Dashboard Week Day 4 - American Candy Dataset

Today we were given a dataset from https://www.scq.ubc.ca/so-much-candy-data-seriously/, which was looking at american candy data and their popularity over 4 years. Initially this seemed like a very fun dataset and I expected little to no data prep to be involved, however, since our task was to do the entire project in the cloud (Tableau Prep Online & Tableau Web Edit), this proved to be more challenging.

First of all, using the Tableau Prep online version seemed to be refreshing, as it was quick, responsive and easily cleaned data, with little-to-no difference from the desktop version. I went about looking at each of the tables and deciding what structure I would want the data to be in, as well as what fields were relevant or not.

The interesting thing about this dataset was that after surveying individuals to ask their views on 100 or so candies, they also asked some other random questions, including 'How close do you think you are to Beyonce' or 'How do you eat an apple - Left to Right or Up to Down'. This intrigued me, and as a result I decided to place my focus around this accompanying information - which seemed to be a lot more exciting and stupid.

I decided to first ignore the first 2 years (2014&2015) as they had the most useful information for my ideas, and I then transformed the data using pivoting, as well as changing some of the datatypes and performing general cleaning of the data.

:: What to work on ::
[1] The Dashboard Week post on the American candy dataset's final paragraph says the writer transformed the data after setting aside the first two years. List each data preparation operation that follows "transformed the data using".
[2] Continue the Dashboard Week post on the American candy dataset, picking up after its last sentence.

:: Dataset excerpts ::
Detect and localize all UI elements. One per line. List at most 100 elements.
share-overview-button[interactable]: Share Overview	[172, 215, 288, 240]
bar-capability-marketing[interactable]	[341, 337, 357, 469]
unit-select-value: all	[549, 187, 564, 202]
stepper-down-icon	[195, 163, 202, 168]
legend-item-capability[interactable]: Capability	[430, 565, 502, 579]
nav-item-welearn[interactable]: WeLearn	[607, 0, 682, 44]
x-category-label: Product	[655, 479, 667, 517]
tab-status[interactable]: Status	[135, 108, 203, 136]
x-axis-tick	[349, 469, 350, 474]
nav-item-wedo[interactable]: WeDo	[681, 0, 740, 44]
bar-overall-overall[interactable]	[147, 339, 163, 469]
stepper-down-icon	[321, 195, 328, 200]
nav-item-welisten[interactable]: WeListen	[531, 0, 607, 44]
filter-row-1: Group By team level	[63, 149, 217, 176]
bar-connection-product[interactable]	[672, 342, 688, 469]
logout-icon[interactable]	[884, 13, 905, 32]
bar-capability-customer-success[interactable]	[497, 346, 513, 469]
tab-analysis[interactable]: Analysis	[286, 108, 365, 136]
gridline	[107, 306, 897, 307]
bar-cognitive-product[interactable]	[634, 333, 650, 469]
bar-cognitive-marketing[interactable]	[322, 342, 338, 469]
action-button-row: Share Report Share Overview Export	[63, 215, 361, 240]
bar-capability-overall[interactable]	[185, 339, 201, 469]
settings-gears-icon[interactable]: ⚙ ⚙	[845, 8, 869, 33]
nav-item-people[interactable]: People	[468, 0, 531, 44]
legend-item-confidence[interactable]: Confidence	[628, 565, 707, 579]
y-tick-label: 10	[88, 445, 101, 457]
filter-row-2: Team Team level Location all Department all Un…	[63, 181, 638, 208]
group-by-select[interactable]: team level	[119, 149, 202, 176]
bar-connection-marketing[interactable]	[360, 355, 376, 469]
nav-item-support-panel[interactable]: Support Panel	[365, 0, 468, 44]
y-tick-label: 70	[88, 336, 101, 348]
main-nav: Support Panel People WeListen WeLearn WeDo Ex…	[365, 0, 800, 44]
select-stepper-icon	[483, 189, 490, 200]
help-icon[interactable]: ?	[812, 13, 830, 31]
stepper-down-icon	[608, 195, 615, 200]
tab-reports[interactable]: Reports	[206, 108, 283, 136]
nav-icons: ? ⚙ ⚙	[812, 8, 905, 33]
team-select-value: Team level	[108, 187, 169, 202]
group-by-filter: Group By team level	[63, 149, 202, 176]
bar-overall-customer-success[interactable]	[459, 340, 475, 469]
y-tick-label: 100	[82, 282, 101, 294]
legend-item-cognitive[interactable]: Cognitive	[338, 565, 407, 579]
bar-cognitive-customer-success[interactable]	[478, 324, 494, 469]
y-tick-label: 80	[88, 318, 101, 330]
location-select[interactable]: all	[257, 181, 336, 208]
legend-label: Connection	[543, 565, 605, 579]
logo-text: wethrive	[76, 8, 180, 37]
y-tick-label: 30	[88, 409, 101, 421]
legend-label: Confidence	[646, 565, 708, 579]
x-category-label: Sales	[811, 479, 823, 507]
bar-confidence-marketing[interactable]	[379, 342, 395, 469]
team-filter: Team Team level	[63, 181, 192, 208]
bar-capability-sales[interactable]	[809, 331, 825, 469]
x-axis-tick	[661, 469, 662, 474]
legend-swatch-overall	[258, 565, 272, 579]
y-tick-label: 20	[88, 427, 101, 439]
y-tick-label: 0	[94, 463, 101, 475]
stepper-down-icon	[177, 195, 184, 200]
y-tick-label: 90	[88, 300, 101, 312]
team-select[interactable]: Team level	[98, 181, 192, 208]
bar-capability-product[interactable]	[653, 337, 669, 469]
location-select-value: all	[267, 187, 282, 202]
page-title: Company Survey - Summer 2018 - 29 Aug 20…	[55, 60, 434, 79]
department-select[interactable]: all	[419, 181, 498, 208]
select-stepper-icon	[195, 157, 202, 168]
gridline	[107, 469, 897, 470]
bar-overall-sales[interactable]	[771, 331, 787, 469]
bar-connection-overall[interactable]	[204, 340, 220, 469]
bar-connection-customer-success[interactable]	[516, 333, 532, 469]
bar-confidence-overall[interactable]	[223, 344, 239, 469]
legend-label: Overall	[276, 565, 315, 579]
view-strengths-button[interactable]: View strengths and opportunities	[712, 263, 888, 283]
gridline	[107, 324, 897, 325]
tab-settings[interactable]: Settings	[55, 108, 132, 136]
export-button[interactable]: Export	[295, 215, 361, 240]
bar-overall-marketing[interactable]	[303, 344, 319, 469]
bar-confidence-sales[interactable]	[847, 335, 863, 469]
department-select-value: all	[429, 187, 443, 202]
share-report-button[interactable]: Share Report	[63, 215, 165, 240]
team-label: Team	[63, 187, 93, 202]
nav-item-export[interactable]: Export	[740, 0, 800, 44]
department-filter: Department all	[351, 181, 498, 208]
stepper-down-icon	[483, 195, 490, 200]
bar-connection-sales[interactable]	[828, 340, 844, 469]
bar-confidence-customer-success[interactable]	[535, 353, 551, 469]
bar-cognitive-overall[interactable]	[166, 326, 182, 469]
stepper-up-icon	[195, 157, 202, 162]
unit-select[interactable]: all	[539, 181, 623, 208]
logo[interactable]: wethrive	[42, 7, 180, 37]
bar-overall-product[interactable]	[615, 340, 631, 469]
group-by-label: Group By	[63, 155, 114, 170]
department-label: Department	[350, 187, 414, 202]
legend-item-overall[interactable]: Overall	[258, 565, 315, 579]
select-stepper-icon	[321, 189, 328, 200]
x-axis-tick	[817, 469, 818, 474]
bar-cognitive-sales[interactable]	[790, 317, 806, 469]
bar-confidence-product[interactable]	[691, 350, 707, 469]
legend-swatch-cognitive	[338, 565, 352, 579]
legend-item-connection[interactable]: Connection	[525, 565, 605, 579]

:: Answers to the tasks ::
[1]
- Pivoting
- Changing some of the datatypes
- Performing general cleaning of the data

[2]
Here I met a large obstacle, the 'bugginess' of tableau prep online. The workflow managed to save, but it was not outputting. After many attemps to figure out the vague error response, I decided to seek help, and following this I managed to figure out 2 main problems that was causing the error:

  • Tableau Prep doesn't like unions sometimes, and so I decided to first output each segment
  • There was a column name with a lot of punctuation that I figured was causing the crash

After making these changes, I was able to output these 2 flows, and then in another workflow I was finally able to union them in the manner I had hoped.

The next part was the fun part but also the most stressful part (if thats possible) - the dashboarding.

I had the intention of showing focus around the resulting information that was gathered in the inital dataset as opposed to the candy information, as well as theming the dashboard to have a fun and colourful look - something that aligned with the colour of sweets. Using tableau web edit to create this dashboard resulted in several limitations, including in very limited formatting, as well as bizarre errors that are not normally occuring in Tableau dekstop.

Here is my final viz:

https://public.tableau.com/app/profile/stephen.moyse/viz/AmericanPreferences-CandySurveyDashboard/Dashboard1?publish=yes

Because of the time pressure I was unable to produce some more complex or fun chart types, however I was happy with the result and really excited to present it in front of my cohort!